# [TASK REQUIREMENTS]
Sift the material for lines containing "过点E作", and return them.
______
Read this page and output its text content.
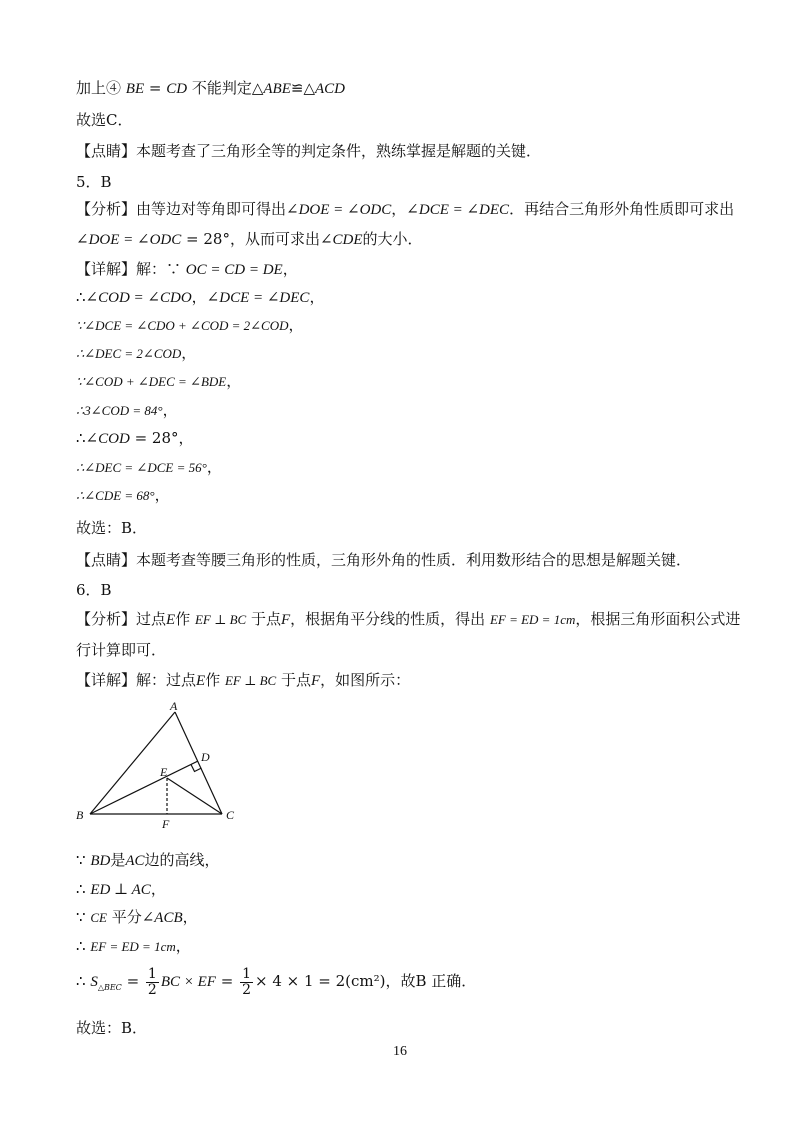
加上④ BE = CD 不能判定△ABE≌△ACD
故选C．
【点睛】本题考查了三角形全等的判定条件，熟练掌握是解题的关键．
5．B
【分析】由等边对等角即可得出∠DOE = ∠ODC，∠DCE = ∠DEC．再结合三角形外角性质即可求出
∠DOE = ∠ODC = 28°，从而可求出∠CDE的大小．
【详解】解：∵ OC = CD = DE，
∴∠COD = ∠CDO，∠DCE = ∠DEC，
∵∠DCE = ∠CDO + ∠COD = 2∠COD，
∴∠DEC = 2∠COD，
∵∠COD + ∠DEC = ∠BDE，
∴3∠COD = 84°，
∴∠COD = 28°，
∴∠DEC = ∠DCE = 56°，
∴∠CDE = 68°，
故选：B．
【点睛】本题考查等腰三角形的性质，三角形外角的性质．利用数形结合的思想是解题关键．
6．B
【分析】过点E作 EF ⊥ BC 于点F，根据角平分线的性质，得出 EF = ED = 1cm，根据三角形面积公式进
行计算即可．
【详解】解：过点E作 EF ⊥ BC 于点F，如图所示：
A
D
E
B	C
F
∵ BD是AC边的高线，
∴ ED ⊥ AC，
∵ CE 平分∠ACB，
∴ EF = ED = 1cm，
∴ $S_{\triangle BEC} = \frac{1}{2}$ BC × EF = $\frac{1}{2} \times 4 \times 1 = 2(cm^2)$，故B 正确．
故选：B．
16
______
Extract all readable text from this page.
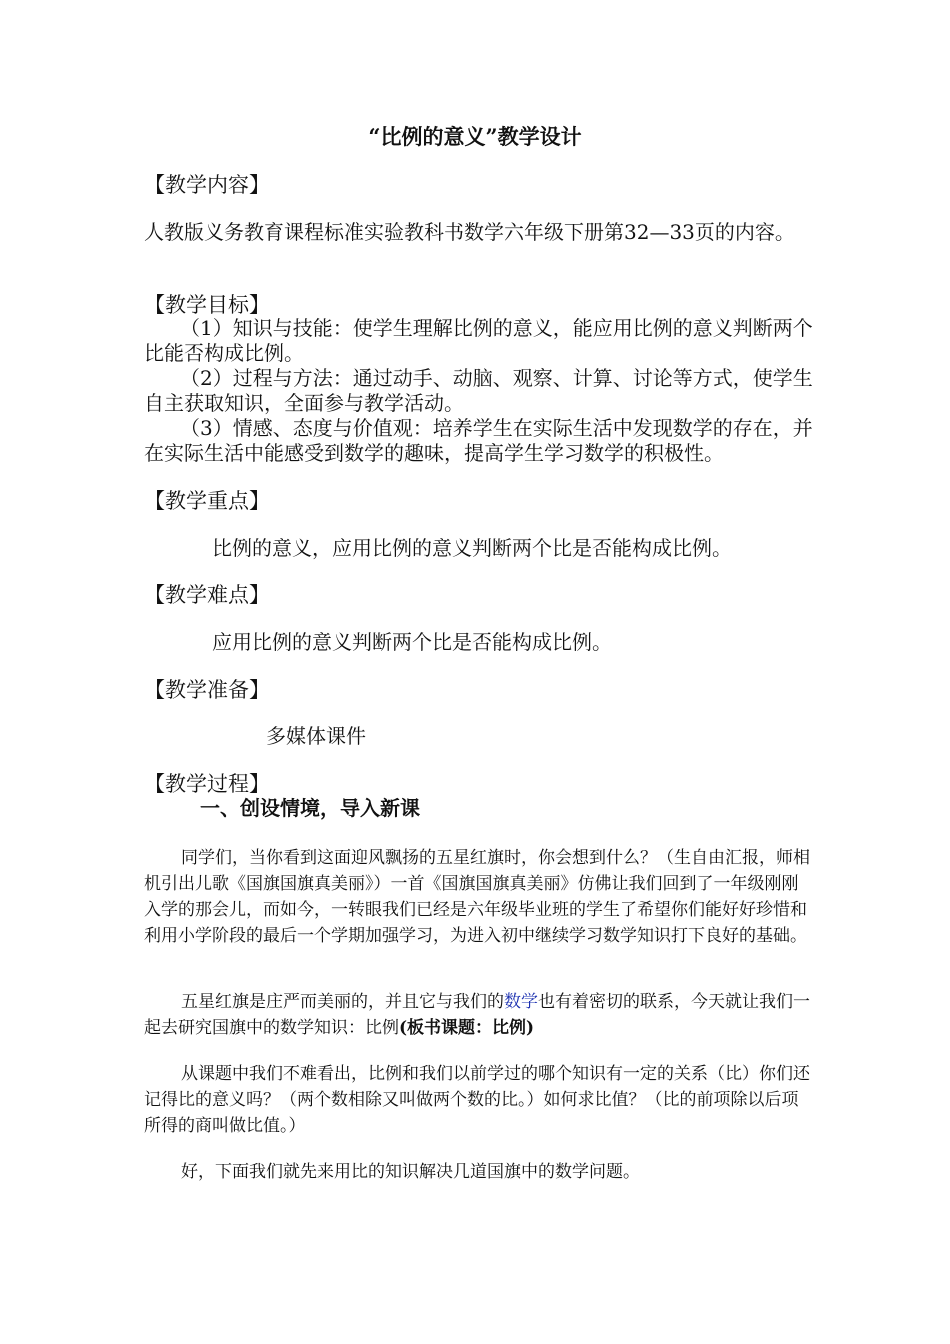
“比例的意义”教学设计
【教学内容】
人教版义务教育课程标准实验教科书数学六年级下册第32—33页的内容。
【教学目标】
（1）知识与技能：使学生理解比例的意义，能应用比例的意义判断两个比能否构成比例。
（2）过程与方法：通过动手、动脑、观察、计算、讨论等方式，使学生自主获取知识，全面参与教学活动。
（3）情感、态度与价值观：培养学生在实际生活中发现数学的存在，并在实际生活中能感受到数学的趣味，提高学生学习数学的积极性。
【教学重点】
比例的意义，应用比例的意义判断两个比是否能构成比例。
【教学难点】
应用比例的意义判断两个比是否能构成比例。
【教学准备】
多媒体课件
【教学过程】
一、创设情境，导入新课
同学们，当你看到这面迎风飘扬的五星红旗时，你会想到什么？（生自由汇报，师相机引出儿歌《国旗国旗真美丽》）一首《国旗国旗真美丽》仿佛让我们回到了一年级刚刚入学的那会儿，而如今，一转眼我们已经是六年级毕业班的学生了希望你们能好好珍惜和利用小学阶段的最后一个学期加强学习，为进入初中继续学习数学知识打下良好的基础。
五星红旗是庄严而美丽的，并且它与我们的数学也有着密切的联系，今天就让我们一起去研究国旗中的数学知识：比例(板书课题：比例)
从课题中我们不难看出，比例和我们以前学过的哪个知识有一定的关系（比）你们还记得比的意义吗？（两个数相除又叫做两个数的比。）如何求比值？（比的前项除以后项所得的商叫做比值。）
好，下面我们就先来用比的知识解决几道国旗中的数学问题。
______
# [REPLY]
【分析】过点E作 EF ⊥ BC 于点F，根据角平分线的性质，得出 EF = ED = 1cm，根据三角形面积公式进
【详解】解：过点E作 EF ⊥ BC 于点F，如图所示：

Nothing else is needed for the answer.